Transcribe the listing exactly, leaving out every picture.

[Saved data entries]
******************************

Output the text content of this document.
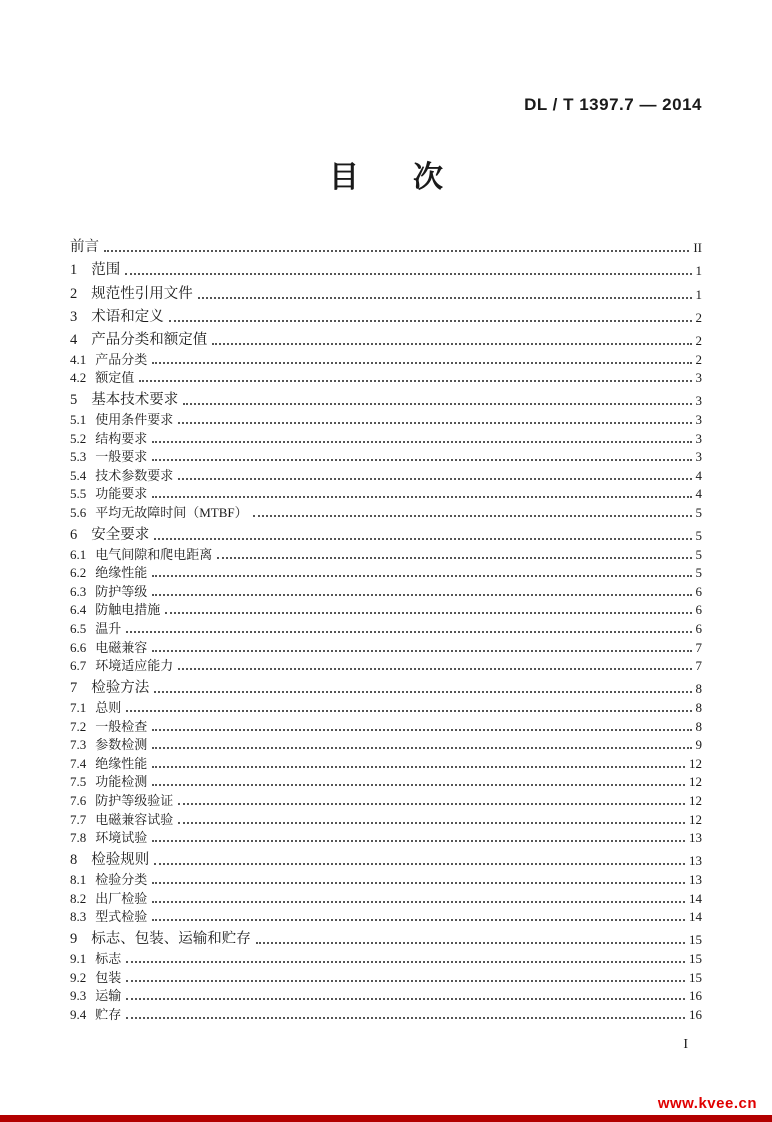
DL / T 1397.7 — 2014
目　次
前言	II
1 范围	1
2 规范性引用文件	1
3 术语和定义	2
4 产品分类和额定值	2
4.1 产品分类	2
4.2 额定值	3
5 基本技术要求	3
5.1 使用条件要求	3
5.2 结构要求	3
5.3 一般要求	3
5.4 技术参数要求	4
5.5 功能要求	4
5.6 平均无故障时间（MTBF）	5
6 安全要求	5
6.1 电气间隙和爬电距离	5
6.2 绝缘性能	5
6.3 防护等级	6
6.4 防触电措施	6
6.5 温升	6
6.6 电磁兼容	7
6.7 环境适应能力	7
7 检验方法	8
7.1 总则	8
7.2 一般检查	8
7.3 参数检测	9
7.4 绝缘性能	12
7.5 功能检测	12
7.6 防护等级验证	12
7.7 电磁兼容试验	12
7.8 环境试验	13
8 检验规则	13
8.1 检验分类	13
8.2 出厂检验	14
8.3 型式检验	14
9 标志、包装、运输和贮存	15
9.1 标志	15
9.2 包装	15
9.3 运输	16
9.4 贮存	16
I
www.kvee.cn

******************************

* _RESULT OF THE EXERCISE_:
Output the text content of this document.
DL / T 1397.7 — 2014
目　次
前言	II
1 范围	1
2 规范性引用文件	1
3 术语和定义	2
4 产品分类和额定值	2
4.1 产品分类	2
4.2 额定值	3
5 基本技术要求	3
5.1 使用条件要求	3
5.2 结构要求	3
5.3 一般要求	3
5.4 技术参数要求	4
5.5 功能要求	4
5.6 平均无故障时间（MTBF）	5
6 安全要求	5
6.1 电气间隙和爬电距离	5
6.2 绝缘性能	5
6.3 防护等级	6
6.4 防触电措施	6
6.5 温升	6
6.6 电磁兼容	7
6.7 环境适应能力	7
7 检验方法	8
7.1 总则	8
7.2 一般检查	8
7.3 参数检测	9
7.4 绝缘性能	12
7.5 功能检测	12
7.6 防护等级验证	12
7.7 电磁兼容试验	12
7.8 环境试验	13
8 检验规则	13
8.1 检验分类	13
8.2 出厂检验	14
8.3 型式检验	14
9 标志、包装、运输和贮存	15
9.1 标志	15
9.2 包装	15
9.3 运输	16
9.4 贮存	16
I
www.kvee.cn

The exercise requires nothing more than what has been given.